*** Supplied information

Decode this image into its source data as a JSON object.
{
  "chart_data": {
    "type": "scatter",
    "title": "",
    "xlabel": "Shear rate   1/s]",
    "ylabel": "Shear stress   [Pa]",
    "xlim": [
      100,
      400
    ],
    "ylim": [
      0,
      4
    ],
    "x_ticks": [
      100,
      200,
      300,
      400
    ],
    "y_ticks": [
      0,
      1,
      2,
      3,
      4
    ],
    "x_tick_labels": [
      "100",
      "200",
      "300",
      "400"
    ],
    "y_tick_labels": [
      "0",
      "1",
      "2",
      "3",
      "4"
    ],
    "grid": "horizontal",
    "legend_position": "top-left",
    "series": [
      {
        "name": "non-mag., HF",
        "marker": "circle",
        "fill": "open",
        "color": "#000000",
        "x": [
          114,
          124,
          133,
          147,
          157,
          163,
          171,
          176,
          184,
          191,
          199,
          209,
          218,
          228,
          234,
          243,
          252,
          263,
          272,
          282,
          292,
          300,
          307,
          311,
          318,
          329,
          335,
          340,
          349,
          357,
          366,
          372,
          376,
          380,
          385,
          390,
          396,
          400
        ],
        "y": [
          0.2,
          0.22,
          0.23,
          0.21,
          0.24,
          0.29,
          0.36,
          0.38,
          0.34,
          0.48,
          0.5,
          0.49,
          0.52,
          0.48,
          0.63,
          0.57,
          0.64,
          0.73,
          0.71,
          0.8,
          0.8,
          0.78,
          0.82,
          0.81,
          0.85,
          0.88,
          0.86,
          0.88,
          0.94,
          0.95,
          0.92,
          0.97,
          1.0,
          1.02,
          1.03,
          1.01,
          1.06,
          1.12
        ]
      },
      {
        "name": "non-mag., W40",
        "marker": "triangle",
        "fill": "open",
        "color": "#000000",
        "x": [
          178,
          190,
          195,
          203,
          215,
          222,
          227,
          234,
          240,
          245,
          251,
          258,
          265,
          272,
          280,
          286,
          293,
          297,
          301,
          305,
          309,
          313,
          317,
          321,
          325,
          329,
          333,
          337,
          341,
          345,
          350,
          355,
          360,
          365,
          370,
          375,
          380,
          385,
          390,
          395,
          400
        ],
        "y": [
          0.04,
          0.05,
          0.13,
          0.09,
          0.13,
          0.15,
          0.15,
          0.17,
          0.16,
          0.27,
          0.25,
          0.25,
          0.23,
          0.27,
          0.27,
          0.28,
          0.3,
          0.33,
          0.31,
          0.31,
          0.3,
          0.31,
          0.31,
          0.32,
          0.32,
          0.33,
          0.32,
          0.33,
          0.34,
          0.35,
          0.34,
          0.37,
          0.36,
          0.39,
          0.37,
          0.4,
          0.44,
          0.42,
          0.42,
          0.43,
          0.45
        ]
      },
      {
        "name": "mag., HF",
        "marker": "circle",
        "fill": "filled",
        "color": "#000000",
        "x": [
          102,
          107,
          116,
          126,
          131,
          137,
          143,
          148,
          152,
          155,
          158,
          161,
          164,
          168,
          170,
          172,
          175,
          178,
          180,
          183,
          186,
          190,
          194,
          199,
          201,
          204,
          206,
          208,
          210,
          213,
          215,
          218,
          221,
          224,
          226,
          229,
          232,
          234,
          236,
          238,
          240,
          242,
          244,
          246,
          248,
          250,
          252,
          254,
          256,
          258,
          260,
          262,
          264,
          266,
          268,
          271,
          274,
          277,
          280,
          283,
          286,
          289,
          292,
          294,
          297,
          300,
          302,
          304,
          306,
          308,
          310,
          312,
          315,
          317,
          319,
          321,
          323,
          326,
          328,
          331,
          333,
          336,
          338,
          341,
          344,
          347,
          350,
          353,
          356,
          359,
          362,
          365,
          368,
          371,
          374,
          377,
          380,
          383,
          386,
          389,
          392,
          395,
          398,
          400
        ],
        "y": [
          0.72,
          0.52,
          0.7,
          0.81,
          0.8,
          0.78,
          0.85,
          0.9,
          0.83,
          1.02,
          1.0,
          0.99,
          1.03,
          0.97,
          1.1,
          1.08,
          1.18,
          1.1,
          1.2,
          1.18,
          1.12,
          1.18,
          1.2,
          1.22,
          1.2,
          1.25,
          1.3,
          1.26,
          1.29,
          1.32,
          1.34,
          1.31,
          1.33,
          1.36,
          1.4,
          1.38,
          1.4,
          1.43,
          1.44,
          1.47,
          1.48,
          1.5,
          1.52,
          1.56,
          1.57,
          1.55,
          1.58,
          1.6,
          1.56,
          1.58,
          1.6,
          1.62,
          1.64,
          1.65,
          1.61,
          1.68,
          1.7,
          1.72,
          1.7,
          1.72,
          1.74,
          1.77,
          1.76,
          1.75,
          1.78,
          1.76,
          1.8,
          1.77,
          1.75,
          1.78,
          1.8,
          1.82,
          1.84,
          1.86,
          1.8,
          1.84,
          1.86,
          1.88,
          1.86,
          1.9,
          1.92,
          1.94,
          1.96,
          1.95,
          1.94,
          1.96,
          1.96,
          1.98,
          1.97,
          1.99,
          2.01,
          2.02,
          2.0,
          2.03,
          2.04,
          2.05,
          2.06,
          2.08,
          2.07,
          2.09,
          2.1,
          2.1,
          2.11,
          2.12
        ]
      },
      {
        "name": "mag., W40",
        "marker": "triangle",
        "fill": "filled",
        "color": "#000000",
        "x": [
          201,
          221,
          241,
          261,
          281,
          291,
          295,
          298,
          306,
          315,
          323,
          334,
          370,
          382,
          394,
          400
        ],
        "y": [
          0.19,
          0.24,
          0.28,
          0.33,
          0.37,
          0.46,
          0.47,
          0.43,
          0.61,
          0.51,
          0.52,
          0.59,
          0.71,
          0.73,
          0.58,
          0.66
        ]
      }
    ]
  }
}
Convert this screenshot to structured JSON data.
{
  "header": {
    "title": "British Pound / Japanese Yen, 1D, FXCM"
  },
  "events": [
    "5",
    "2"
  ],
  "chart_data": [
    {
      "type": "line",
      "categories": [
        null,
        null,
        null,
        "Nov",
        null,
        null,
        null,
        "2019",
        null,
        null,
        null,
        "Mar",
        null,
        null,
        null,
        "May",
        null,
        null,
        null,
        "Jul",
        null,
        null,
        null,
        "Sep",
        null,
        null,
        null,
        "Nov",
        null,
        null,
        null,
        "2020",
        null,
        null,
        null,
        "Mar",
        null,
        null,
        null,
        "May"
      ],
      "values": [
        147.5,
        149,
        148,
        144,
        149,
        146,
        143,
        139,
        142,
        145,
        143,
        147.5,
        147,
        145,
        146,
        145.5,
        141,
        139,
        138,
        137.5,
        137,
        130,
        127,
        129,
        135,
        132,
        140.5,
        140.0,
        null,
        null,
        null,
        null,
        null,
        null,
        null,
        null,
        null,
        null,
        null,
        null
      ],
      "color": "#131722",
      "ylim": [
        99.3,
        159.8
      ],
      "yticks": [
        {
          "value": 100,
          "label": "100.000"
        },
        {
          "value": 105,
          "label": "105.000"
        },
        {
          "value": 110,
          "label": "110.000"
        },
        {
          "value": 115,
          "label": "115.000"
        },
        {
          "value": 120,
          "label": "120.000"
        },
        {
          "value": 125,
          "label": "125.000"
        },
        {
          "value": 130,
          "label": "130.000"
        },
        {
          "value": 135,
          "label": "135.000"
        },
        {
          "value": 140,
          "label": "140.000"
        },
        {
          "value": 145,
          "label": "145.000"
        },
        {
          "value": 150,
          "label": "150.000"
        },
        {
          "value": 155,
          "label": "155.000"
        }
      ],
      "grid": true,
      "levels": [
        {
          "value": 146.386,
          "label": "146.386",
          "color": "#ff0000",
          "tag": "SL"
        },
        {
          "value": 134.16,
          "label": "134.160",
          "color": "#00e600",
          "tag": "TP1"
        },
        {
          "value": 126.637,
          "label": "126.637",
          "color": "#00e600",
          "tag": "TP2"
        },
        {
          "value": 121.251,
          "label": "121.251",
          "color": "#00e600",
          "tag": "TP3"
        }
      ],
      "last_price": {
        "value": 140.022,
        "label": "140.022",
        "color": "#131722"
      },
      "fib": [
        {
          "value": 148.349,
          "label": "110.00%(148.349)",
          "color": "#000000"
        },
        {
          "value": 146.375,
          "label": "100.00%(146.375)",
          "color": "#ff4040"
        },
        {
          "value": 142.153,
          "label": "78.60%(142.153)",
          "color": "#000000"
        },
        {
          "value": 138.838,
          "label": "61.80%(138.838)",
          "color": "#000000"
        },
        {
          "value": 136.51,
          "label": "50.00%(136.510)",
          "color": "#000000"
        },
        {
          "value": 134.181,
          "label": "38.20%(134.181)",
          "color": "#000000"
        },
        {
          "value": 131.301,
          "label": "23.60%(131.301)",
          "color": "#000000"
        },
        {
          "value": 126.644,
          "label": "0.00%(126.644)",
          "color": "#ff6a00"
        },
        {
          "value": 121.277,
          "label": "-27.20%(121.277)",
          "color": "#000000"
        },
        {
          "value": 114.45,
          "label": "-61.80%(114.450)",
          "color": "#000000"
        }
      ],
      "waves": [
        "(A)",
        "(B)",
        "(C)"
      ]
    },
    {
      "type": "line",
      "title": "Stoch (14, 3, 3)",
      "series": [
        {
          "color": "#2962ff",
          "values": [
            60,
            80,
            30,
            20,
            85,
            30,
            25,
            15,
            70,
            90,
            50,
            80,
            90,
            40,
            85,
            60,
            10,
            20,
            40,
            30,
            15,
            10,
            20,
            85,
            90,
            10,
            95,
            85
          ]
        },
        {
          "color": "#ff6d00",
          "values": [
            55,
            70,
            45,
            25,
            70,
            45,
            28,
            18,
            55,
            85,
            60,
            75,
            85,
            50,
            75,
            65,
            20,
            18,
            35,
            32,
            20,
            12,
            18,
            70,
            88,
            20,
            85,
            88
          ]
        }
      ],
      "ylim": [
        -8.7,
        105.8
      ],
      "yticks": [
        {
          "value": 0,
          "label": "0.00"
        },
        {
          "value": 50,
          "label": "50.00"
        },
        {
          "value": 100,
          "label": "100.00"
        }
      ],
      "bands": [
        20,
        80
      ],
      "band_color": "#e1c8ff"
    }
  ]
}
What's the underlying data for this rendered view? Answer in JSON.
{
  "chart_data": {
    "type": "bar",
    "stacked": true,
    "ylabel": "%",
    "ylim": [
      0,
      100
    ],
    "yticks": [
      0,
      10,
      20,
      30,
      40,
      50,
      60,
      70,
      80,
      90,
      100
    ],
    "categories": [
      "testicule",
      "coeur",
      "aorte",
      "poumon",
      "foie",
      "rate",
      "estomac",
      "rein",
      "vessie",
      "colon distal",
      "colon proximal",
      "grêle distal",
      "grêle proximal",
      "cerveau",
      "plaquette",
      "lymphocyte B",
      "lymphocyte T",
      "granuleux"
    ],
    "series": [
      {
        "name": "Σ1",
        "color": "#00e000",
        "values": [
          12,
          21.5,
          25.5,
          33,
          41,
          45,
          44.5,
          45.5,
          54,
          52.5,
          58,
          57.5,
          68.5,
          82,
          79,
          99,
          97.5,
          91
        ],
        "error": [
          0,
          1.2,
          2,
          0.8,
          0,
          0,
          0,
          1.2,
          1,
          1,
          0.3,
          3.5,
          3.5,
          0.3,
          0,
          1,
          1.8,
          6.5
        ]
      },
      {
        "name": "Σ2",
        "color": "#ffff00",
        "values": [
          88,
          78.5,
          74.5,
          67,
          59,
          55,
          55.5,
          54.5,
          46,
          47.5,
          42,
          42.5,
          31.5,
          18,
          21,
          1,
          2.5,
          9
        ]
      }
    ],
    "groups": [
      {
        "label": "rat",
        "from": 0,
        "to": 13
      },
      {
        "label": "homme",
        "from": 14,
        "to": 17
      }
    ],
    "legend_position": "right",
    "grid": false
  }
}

******

--- Your objective ---
Every line of the listing that holds "grid" should be found and copied.

--- Correct output ---
    "grid": "horizontal",
      "grid": true,
    "grid": false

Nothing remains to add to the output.